- **Data entries**
● ● ●

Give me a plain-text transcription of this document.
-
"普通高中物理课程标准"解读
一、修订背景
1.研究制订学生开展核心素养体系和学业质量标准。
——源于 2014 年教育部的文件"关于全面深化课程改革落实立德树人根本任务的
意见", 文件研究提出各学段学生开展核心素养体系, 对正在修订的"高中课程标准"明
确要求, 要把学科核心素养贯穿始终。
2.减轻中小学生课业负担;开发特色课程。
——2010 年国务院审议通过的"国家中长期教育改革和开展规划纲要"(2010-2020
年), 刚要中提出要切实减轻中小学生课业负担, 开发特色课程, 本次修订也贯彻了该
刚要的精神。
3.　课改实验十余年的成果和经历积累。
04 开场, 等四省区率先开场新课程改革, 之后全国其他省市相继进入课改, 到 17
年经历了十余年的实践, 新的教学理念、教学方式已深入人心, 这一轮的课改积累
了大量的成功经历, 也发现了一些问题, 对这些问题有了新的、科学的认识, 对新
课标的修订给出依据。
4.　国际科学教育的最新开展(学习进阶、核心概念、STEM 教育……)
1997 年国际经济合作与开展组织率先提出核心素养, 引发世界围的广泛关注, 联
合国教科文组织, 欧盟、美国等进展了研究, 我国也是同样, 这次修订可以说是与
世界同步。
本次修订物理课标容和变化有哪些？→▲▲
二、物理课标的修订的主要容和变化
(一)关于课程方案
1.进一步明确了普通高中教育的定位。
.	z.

● ● ●

- **GOAL OF THE EXERCISE**
Each line of the listing should be echoed back exactly.

- **RESULT BELOW**
Give me a plain-text transcription of this document.
-
"普通高中物理课程标准"解读
一、修订背景
1.研究制订学生开展核心素养体系和学业质量标准。
——源于 2014 年教育部的文件"关于全面深化课程改革落实立德树人根本任务的
意见", 文件研究提出各学段学生开展核心素养体系, 对正在修订的"高中课程标准"明
确要求, 要把学科核心素养贯穿始终。
2.减轻中小学生课业负担;开发特色课程。
——2010 年国务院审议通过的"国家中长期教育改革和开展规划纲要"(2010-2020
年), 刚要中提出要切实减轻中小学生课业负担, 开发特色课程, 本次修订也贯彻了该
刚要的精神。
3.　课改实验十余年的成果和经历积累。
04 开场, 等四省区率先开场新课程改革, 之后全国其他省市相继进入课改, 到 17
年经历了十余年的实践, 新的教学理念、教学方式已深入人心, 这一轮的课改积累
了大量的成功经历, 也发现了一些问题, 对这些问题有了新的、科学的认识, 对新
课标的修订给出依据。
4.　国际科学教育的最新开展(学习进阶、核心概念、STEM 教育……)
1997 年国际经济合作与开展组织率先提出核心素养, 引发世界围的广泛关注, 联
合国教科文组织, 欧盟、美国等进展了研究, 我国也是同样, 这次修订可以说是与
世界同步。
本次修订物理课标容和变化有哪些？→▲▲
二、物理课标的修订的主要容和变化
(一)关于课程方案
1.进一步明确了普通高中教育的定位。
.	z.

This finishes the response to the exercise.